# EXERCISE REQUIREMENTS
Go over the records and copy every line with the string "root".

[Document structure recognition data]

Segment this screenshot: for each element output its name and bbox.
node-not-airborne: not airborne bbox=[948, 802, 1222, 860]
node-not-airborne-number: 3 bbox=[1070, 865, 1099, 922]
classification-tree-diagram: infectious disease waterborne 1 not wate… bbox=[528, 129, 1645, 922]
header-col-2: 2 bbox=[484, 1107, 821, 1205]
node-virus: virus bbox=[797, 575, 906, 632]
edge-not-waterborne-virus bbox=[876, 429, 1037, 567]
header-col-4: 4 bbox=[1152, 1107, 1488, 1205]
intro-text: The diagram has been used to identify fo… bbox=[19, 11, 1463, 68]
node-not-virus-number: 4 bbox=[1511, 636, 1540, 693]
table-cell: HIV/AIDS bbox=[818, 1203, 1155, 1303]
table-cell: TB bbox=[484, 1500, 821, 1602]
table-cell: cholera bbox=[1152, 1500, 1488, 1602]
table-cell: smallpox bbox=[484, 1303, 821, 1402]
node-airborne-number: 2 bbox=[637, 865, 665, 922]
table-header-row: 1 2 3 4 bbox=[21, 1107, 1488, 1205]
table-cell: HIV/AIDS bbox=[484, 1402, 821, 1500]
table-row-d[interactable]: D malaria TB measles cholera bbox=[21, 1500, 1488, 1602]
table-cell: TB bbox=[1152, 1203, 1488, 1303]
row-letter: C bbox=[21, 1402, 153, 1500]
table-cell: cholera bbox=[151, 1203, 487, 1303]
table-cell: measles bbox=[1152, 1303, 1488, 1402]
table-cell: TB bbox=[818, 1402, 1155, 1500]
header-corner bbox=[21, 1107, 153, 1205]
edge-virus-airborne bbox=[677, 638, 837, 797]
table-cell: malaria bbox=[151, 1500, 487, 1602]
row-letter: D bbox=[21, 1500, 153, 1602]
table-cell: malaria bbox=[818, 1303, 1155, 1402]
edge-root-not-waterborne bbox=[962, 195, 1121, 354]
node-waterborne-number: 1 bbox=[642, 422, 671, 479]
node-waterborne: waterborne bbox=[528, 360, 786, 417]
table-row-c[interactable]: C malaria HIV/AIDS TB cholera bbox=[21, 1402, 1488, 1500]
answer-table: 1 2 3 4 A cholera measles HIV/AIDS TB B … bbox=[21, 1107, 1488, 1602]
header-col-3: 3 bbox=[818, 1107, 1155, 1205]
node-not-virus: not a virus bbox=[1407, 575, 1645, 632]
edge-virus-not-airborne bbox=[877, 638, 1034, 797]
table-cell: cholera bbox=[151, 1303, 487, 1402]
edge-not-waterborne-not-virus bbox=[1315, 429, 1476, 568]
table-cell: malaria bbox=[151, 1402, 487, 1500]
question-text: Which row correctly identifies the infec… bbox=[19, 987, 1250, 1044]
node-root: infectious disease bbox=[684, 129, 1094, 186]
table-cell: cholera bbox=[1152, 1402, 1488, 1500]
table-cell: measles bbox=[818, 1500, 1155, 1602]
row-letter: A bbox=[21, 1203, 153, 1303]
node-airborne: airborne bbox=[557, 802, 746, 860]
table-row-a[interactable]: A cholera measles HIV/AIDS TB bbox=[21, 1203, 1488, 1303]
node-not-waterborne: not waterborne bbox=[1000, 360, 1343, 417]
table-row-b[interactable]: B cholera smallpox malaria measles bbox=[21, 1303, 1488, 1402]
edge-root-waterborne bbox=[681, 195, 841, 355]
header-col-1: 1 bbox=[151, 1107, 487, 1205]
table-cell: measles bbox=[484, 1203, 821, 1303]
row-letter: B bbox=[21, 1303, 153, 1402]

# EXERCISE RESULT
edge-root-not-waterborne bbox=[962, 195, 1121, 354]
node-root: infectious disease bbox=[684, 129, 1094, 186]
edge-root-waterborne bbox=[681, 195, 841, 355]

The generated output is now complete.